+++ GIVEN INFORMATION +++

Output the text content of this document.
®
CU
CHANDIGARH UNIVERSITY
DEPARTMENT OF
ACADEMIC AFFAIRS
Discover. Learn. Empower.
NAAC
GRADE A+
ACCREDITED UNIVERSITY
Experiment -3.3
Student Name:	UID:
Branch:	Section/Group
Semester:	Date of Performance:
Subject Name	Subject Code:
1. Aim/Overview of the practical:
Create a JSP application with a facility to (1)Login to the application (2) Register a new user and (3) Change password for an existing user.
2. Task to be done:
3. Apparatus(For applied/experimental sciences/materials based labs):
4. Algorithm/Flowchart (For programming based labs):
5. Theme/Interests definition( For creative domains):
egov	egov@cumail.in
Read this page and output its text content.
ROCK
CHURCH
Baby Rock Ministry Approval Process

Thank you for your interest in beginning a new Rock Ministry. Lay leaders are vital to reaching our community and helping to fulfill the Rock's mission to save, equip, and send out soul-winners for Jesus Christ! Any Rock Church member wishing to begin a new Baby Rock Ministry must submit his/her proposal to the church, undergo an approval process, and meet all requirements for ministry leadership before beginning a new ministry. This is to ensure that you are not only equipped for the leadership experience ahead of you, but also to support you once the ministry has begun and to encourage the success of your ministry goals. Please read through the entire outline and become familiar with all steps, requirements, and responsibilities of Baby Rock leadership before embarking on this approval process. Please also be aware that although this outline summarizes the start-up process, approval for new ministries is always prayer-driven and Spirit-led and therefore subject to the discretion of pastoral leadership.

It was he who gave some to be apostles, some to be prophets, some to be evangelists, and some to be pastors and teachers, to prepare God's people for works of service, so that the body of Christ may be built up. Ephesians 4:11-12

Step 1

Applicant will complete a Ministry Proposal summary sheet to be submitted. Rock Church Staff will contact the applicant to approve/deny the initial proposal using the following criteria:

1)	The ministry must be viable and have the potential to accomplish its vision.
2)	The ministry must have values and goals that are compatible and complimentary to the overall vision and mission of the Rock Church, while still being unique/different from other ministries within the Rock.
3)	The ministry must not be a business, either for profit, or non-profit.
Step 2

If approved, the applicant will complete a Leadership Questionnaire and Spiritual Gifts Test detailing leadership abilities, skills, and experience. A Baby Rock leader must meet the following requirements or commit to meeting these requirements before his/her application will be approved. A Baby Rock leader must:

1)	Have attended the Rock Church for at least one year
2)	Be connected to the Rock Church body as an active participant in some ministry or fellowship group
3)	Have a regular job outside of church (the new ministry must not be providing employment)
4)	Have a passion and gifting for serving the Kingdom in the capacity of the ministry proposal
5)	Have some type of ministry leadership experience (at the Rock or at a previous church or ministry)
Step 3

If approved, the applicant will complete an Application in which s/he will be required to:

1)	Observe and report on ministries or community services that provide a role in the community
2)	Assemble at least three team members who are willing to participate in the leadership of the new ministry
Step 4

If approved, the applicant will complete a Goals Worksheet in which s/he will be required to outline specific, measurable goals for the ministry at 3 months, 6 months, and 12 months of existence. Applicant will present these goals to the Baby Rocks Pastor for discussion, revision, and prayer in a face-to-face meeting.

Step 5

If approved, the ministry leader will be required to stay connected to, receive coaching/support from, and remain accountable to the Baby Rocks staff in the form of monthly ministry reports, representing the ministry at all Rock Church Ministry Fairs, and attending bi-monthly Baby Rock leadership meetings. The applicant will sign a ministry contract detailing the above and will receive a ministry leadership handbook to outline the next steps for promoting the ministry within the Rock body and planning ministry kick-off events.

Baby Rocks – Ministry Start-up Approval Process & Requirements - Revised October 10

+++

Repeat the listing in full, keeping every line exactly as it is.

:: REPLY ::
Output the text content of this document.
®
CU
CHANDIGARH UNIVERSITY
DEPARTMENT OF
ACADEMIC AFFAIRS
Discover. Learn. Empower.
NAAC
GRADE A+
ACCREDITED UNIVERSITY
Experiment -3.3
Student Name:	UID:
Branch:	Section/Group
Semester:	Date of Performance:
Subject Name	Subject Code:
1. Aim/Overview of the practical:
Create a JSP application with a facility to (1)Login to the application (2) Register a new user and (3) Change password for an existing user.
2. Task to be done:
3. Apparatus(For applied/experimental sciences/materials based labs):
4. Algorithm/Flowchart (For programming based labs):
5. Theme/Interests definition( For creative domains):
egov	egov@cumail.in
Read this page and output its text content.
ROCK
CHURCH
Baby Rock Ministry Approval Process

Thank you for your interest in beginning a new Rock Ministry. Lay leaders are vital to reaching our community and helping to fulfill the Rock's mission to save, equip, and send out soul-winners for Jesus Christ! Any Rock Church member wishing to begin a new Baby Rock Ministry must submit his/her proposal to the church, undergo an approval process, and meet all requirements for ministry leadership before beginning a new ministry. This is to ensure that you are not only equipped for the leadership experience ahead of you, but also to support you once the ministry has begun and to encourage the success of your ministry goals. Please read through the entire outline and become familiar with all steps, requirements, and responsibilities of Baby Rock leadership before embarking on this approval process. Please also be aware that although this outline summarizes the start-up process, approval for new ministries is always prayer-driven and Spirit-led and therefore subject to the discretion of pastoral leadership.

It was he who gave some to be apostles, some to be prophets, some to be evangelists, and some to be pastors and teachers, to prepare God's people for works of service, so that the body of Christ may be built up. Ephesians 4:11-12

Step 1

Applicant will complete a Ministry Proposal summary sheet to be submitted. Rock Church Staff will contact the applicant to approve/deny the initial proposal using the following criteria:

1)	The ministry must be viable and have the potential to accomplish its vision.
2)	The ministry must have values and goals that are compatible and complimentary to the overall vision and mission of the Rock Church, while still being unique/different from other ministries within the Rock.
3)	The ministry must not be a business, either for profit, or non-profit.
Step 2

If approved, the applicant will complete a Leadership Questionnaire and Spiritual Gifts Test detailing leadership abilities, skills, and experience. A Baby Rock leader must meet the following requirements or commit to meeting these requirements before his/her application will be approved. A Baby Rock leader must:

1)	Have attended the Rock Church for at least one year
2)	Be connected to the Rock Church body as an active participant in some ministry or fellowship group
3)	Have a regular job outside of church (the new ministry must not be providing employment)
4)	Have a passion and gifting for serving the Kingdom in the capacity of the ministry proposal
5)	Have some type of ministry leadership experience (at the Rock or at a previous church or ministry)
Step 3

If approved, the applicant will complete an Application in which s/he will be required to:

1)	Observe and report on ministries or community services that provide a role in the community
2)	Assemble at least three team members who are willing to participate in the leadership of the new ministry
Step 4

If approved, the applicant will complete a Goals Worksheet in which s/he will be required to outline specific, measurable goals for the ministry at 3 months, 6 months, and 12 months of existence. Applicant will present these goals to the Baby Rocks Pastor for discussion, revision, and prayer in a face-to-face meeting.

Step 5

If approved, the ministry leader will be required to stay connected to, receive coaching/support from, and remain accountable to the Baby Rocks staff in the form of monthly ministry reports, representing the ministry at all Rock Church Ministry Fairs, and attending bi-monthly Baby Rock leadership meetings. The applicant will sign a ministry contract detailing the above and will receive a ministry leadership handbook to outline the next steps for promoting the ministry within the Rock body and planning ministry kick-off events.

Baby Rocks – Ministry Start-up Approval Process & Requirements - Revised October 10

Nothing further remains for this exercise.